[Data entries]
──────────────────────────────
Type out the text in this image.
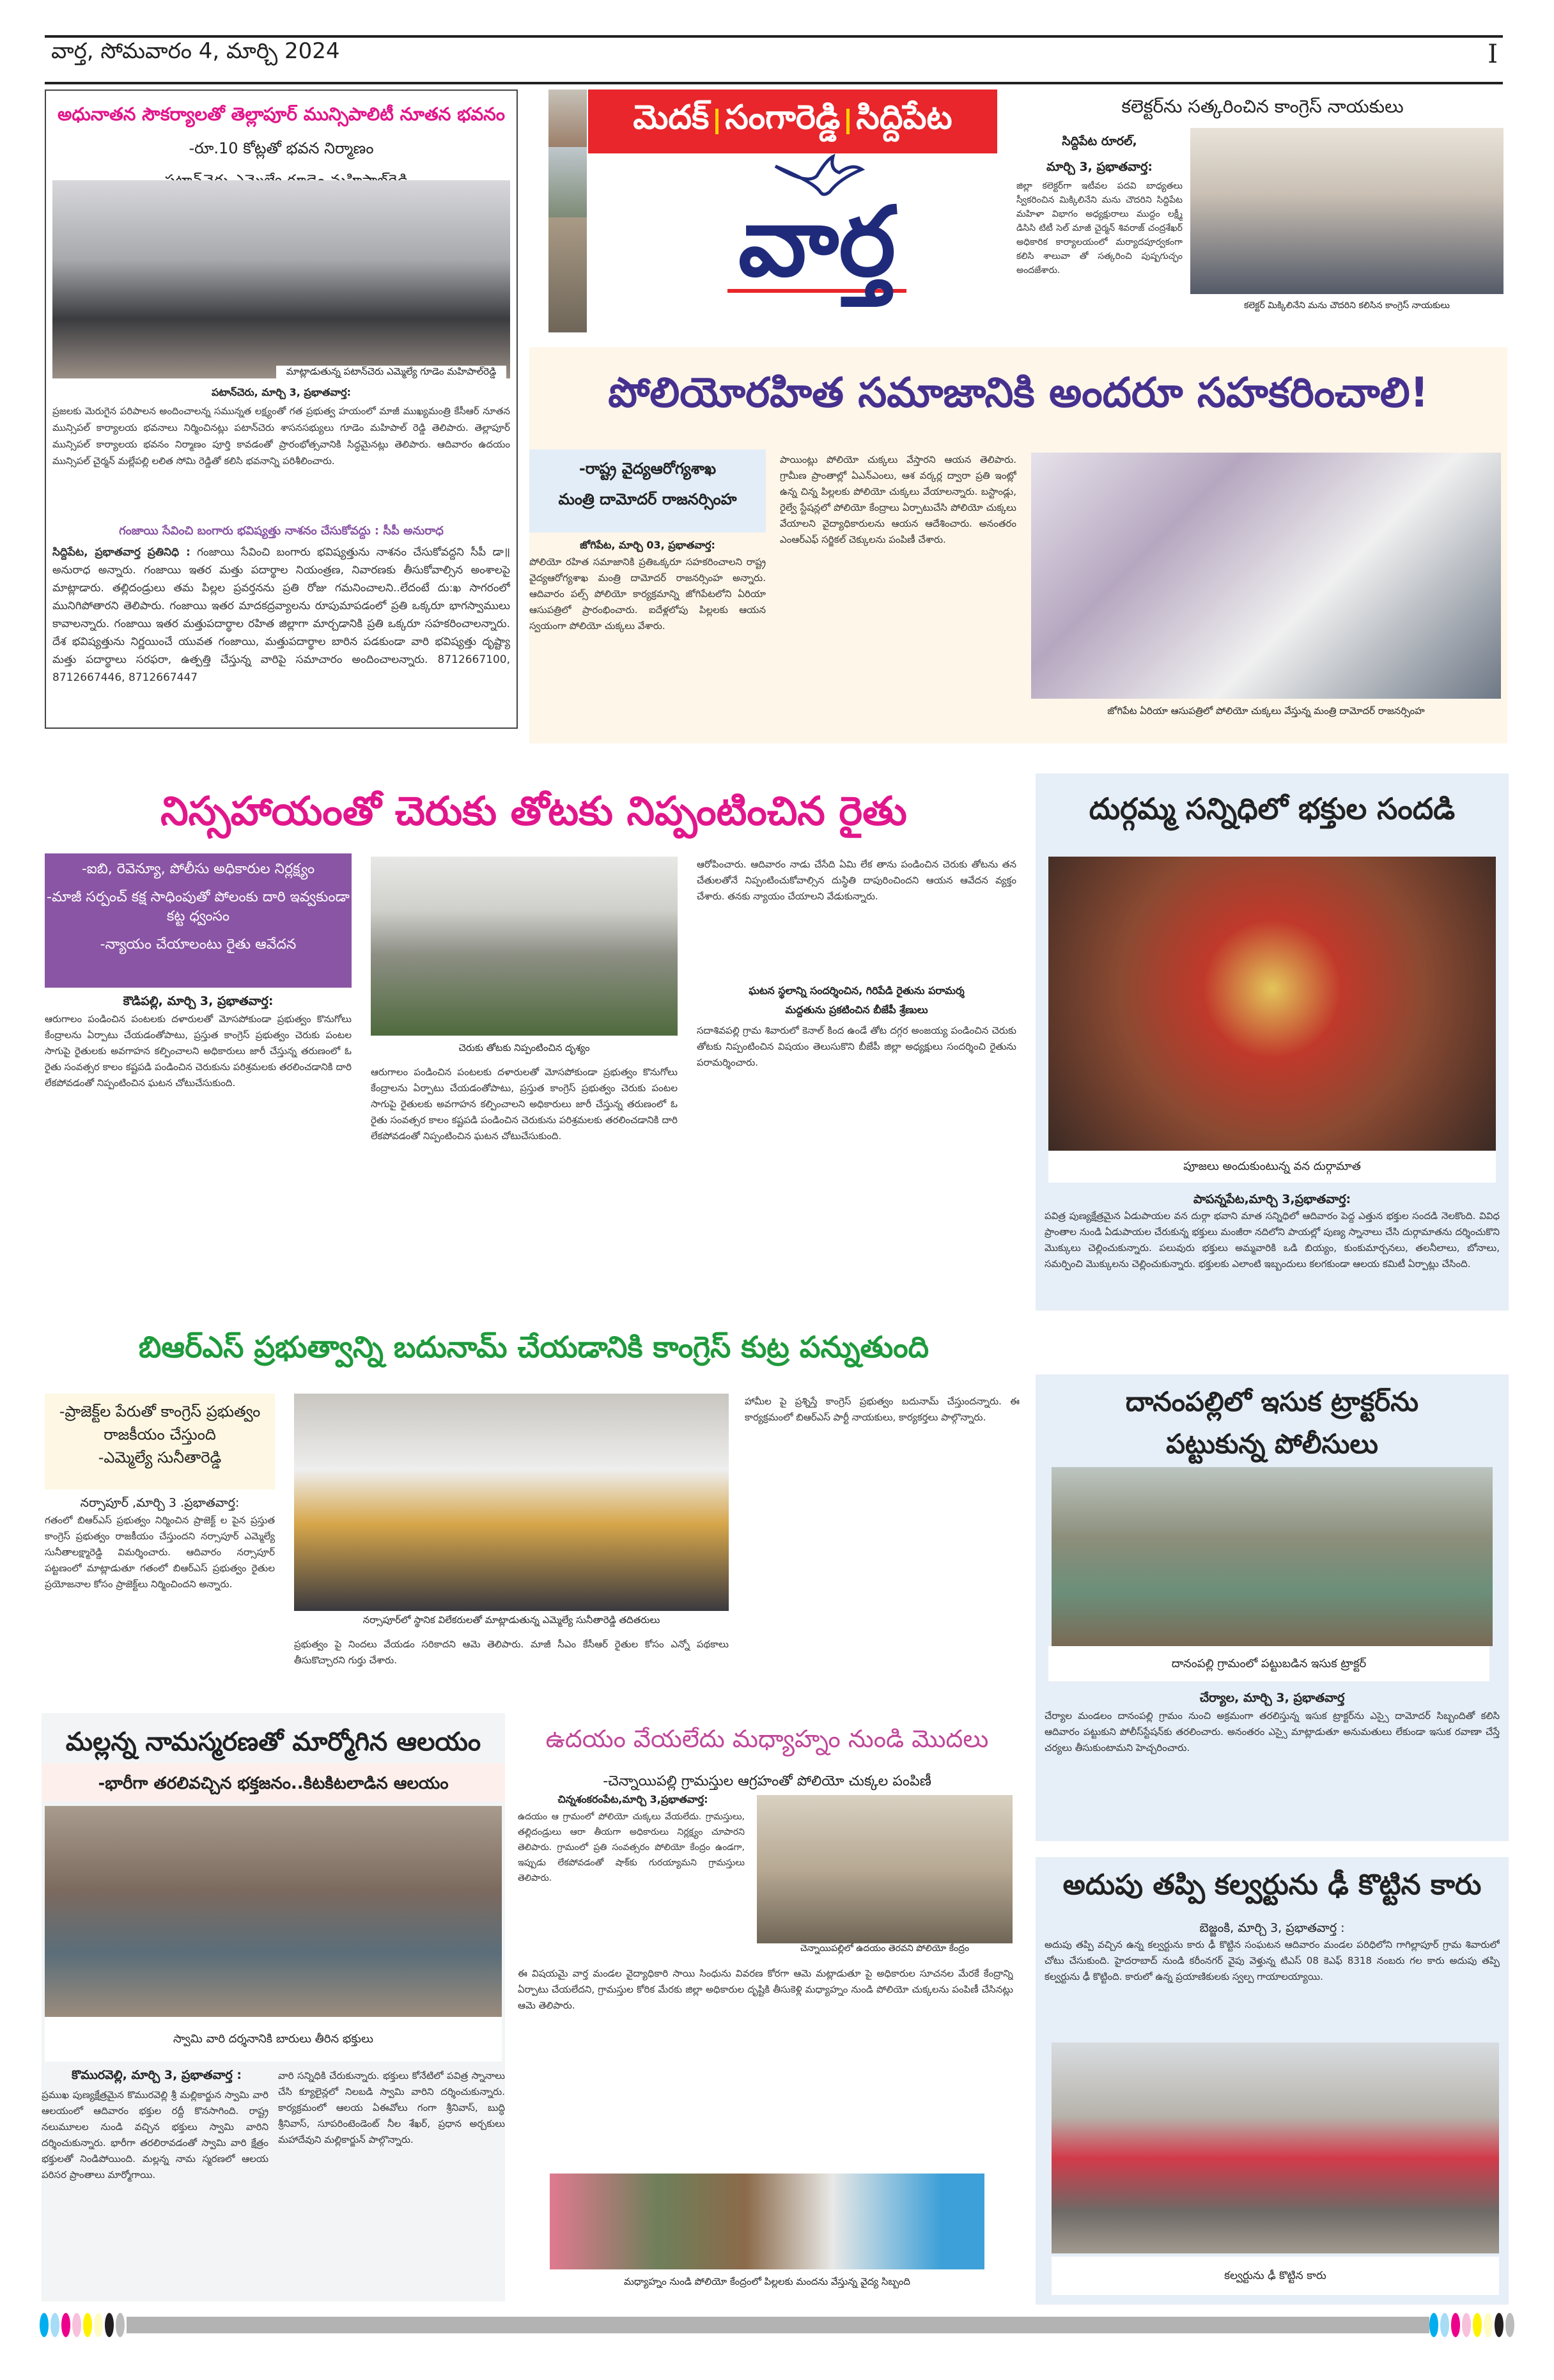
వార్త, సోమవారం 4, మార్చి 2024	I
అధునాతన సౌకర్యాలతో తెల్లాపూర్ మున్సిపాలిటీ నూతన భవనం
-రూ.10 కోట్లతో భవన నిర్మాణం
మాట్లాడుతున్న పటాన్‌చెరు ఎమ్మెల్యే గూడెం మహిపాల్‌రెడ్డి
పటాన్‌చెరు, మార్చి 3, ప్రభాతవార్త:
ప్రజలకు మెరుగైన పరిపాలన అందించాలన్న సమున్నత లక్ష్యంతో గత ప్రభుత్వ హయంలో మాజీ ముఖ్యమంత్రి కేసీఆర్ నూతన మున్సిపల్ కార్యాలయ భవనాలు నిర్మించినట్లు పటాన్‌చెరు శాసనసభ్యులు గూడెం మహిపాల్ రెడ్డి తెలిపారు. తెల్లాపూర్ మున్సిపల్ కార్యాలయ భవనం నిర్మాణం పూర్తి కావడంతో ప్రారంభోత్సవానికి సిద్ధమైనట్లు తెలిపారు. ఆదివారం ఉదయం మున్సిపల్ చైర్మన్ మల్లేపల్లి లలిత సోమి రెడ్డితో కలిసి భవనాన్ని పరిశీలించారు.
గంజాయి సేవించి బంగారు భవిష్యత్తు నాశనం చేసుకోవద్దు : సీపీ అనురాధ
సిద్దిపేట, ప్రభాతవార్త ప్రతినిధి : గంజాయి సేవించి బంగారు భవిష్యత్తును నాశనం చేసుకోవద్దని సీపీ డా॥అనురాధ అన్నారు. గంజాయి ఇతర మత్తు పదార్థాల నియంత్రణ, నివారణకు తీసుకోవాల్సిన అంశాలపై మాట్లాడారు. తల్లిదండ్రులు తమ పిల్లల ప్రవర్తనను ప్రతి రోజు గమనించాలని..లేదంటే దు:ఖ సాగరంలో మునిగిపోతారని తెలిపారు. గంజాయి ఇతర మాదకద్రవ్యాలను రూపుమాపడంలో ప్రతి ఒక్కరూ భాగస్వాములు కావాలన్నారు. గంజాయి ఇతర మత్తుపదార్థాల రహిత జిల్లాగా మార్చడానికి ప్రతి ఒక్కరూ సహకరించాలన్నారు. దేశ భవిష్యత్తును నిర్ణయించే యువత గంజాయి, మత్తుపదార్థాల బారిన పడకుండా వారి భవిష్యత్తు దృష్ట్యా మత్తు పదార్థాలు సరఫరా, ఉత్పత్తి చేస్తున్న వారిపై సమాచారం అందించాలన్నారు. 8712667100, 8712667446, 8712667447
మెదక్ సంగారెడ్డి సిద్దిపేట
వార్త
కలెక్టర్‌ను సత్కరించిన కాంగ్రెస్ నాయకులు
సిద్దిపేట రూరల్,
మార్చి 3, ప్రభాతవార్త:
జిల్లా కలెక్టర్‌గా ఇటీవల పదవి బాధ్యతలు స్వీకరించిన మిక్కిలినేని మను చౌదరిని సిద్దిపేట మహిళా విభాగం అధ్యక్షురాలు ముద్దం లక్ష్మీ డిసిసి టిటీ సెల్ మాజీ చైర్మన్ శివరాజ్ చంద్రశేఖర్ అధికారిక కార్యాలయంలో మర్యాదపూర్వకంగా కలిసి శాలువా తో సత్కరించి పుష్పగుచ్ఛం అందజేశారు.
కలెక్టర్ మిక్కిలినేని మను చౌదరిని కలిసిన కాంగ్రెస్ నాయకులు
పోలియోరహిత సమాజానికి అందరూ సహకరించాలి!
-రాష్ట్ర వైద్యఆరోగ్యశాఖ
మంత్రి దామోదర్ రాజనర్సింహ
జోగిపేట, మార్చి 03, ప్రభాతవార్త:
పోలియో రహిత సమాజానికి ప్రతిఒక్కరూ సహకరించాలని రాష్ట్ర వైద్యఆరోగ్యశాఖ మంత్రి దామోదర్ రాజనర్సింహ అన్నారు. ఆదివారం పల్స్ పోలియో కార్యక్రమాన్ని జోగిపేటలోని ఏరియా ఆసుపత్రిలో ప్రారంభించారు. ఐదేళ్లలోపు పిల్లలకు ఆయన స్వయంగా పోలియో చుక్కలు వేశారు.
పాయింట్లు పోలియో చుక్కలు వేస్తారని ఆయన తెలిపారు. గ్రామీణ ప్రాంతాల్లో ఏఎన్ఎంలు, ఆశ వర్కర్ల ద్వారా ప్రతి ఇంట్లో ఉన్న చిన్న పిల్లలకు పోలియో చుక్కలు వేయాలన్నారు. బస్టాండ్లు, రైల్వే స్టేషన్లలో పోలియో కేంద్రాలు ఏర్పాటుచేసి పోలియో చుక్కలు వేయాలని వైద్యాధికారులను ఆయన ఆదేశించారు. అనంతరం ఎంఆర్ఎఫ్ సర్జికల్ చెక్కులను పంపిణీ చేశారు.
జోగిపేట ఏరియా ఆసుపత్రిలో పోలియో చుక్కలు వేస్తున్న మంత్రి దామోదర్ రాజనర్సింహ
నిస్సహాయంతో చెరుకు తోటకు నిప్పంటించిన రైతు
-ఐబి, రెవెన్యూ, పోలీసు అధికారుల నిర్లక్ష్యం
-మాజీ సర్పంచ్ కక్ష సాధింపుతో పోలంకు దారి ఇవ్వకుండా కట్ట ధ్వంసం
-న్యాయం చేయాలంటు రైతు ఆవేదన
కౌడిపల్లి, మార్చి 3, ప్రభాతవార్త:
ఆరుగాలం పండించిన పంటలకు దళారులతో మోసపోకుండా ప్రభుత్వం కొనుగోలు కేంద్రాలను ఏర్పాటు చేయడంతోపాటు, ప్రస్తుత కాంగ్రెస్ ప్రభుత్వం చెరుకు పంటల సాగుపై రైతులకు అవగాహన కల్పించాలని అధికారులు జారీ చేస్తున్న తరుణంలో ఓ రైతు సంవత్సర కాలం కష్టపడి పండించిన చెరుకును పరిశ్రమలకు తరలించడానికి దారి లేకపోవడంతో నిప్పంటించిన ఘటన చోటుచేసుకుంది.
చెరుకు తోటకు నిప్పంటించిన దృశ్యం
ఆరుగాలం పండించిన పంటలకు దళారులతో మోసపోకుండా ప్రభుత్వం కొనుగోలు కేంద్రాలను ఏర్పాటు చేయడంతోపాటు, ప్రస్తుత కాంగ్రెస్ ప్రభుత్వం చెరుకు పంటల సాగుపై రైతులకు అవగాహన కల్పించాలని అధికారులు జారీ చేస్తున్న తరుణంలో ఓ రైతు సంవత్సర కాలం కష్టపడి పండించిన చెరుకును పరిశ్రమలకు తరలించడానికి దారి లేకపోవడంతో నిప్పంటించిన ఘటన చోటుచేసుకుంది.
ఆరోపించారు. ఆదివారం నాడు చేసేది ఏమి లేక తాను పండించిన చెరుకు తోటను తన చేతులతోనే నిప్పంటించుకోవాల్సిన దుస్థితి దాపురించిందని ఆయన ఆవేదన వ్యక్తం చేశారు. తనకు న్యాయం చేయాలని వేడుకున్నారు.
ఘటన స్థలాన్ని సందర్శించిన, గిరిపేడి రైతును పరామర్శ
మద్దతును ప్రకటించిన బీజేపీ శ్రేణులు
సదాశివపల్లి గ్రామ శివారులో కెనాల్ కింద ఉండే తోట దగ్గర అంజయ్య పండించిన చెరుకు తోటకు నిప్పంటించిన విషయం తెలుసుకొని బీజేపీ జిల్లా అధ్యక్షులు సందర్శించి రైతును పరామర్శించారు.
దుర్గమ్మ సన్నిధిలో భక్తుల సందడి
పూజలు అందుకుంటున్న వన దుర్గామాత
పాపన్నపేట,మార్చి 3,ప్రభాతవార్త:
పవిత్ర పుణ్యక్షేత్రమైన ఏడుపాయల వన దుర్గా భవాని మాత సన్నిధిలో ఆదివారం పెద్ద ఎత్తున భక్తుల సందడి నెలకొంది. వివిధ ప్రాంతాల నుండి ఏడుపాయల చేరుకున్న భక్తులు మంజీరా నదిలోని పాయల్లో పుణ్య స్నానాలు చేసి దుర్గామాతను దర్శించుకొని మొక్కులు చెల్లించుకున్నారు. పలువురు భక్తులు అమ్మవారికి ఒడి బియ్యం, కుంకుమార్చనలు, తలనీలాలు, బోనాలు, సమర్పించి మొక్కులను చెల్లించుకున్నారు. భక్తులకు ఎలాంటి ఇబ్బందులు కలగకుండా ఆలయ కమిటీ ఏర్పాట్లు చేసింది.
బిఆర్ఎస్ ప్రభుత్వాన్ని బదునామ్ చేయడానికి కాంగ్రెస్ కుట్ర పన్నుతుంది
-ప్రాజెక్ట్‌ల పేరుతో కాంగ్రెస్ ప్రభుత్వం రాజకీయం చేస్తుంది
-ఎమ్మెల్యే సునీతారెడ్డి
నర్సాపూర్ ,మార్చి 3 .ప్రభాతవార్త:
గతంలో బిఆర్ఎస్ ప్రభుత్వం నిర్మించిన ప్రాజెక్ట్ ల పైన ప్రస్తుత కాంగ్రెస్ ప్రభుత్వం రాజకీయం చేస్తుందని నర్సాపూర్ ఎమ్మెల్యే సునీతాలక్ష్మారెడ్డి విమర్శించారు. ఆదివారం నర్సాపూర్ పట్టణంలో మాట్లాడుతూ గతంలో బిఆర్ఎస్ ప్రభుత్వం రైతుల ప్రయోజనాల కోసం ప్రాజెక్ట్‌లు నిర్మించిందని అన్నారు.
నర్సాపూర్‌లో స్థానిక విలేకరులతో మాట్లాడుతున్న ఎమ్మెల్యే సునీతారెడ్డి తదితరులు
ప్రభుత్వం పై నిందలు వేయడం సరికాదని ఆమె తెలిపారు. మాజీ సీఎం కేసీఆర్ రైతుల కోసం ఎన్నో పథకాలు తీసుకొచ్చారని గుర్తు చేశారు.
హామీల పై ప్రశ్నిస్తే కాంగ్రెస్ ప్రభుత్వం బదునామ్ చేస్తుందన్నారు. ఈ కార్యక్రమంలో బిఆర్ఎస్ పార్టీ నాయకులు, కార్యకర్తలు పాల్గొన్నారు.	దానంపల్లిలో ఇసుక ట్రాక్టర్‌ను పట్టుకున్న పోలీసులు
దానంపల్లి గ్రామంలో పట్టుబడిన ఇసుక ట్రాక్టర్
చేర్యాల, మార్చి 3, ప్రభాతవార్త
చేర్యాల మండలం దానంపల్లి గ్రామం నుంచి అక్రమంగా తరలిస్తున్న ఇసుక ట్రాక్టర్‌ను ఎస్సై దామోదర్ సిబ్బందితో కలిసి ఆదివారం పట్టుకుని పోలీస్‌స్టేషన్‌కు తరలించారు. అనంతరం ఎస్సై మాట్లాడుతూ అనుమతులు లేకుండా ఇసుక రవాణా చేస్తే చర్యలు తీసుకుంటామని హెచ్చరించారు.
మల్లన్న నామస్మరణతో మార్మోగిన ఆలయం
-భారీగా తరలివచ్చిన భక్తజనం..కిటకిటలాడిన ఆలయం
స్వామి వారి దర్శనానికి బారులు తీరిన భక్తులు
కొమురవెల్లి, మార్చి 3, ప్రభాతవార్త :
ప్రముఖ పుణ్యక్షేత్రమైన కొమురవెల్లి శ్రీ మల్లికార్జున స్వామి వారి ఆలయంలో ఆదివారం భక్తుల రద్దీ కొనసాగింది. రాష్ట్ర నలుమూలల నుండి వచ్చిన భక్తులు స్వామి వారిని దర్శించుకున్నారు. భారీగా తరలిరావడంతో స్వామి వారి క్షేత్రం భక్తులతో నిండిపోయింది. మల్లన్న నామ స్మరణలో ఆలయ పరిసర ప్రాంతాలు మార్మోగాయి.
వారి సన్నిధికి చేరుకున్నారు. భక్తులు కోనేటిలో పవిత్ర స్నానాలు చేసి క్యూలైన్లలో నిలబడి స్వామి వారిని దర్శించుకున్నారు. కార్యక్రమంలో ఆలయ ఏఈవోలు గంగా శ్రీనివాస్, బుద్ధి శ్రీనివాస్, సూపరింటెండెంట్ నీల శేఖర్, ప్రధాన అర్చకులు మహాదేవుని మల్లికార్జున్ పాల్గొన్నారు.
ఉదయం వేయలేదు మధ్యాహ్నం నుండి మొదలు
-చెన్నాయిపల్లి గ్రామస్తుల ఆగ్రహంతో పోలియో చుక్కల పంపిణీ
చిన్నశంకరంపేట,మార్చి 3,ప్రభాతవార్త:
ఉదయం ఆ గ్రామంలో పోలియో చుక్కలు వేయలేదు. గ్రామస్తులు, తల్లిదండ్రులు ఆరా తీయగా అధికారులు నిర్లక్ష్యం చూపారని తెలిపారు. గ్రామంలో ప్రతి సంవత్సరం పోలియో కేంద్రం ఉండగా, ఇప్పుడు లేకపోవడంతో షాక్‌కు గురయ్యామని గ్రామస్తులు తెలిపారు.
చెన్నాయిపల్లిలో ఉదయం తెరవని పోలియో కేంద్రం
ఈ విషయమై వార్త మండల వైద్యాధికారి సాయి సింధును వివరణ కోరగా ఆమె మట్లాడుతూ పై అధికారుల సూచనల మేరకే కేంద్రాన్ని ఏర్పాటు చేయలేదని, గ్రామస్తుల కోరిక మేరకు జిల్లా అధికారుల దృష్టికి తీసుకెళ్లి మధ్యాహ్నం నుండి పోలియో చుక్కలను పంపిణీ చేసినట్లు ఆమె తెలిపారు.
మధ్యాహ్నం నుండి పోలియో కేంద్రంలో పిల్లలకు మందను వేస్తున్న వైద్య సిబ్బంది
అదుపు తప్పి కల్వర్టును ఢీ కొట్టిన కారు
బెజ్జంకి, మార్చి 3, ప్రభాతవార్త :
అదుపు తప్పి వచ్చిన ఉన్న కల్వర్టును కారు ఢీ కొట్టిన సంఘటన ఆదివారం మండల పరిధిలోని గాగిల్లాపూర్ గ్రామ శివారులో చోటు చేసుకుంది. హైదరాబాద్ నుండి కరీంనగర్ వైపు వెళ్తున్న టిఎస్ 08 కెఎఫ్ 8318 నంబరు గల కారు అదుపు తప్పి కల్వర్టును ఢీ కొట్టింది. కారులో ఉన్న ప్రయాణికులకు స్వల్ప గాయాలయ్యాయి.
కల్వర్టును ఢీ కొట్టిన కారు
──────────────────────────────
* [What is needed] Extract all lines that hold the word "సహకర".

* [Solution]
సిద్దిపేట, ప్రభాతవార్త ప్రతినిధి : గంజాయి సేవించి బంగారు భవిష్యత్తును నాశనం చేసుకోవద్దని సీపీ డా॥అనురాధ అన్నారు. గంజాయి ఇతర మత్తు పదార్థాల నియంత్రణ, నివారణకు తీసుకోవాల్సిన అంశాలపై మాట్లాడారు. తల్లిదండ్రులు తమ పిల్లల ప్రవర్తనను ప్రతి రోజు గమనించాలని..లేదంటే దు:ఖ సాగరంలో మునిగిపోతారని తెలిపారు. గంజాయి ఇతర మాదకద్రవ్యాలను రూపుమాపడంలో ప్రతి ఒక్కరూ భాగస్వాములు కావాలన్నారు. గంజాయి ఇతర మత్తుపదార్థాల రహిత జిల్లాగా మార్చడానికి ప్రతి ఒక్కరూ సహకరించాలన్నారు. దేశ భవిష్యత్తును నిర్ణయించే యువత గంజాయి, మత్తుపదార్థాల బారిన పడకుండా వారి భవిష్యత్తు దృష్ట్యా మత్తు పదార్థాలు సరఫరా, ఉత్పత్తి చేస్తున్న వారిపై సమాచారం అందించాలన్నారు. 8712667100, 8712667446, 8712667447
పోలియోరహిత సమాజానికి అందరూ సహకరించాలి!
పోలియో రహిత సమాజానికి ప్రతిఒక్కరూ సహకరించాలని రాష్ట్ర వైద్యఆరోగ్యశాఖ మంత్రి దామోదర్ రాజనర్సింహ అన్నారు. ఆదివారం పల్స్ పోలియో కార్యక్రమాన్ని జోగిపేటలోని ఏరియా ఆసుపత్రిలో ప్రారంభించారు. ఐదేళ్లలోపు పిల్లలకు ఆయన స్వయంగా పోలియో చుక్కలు వేశారు.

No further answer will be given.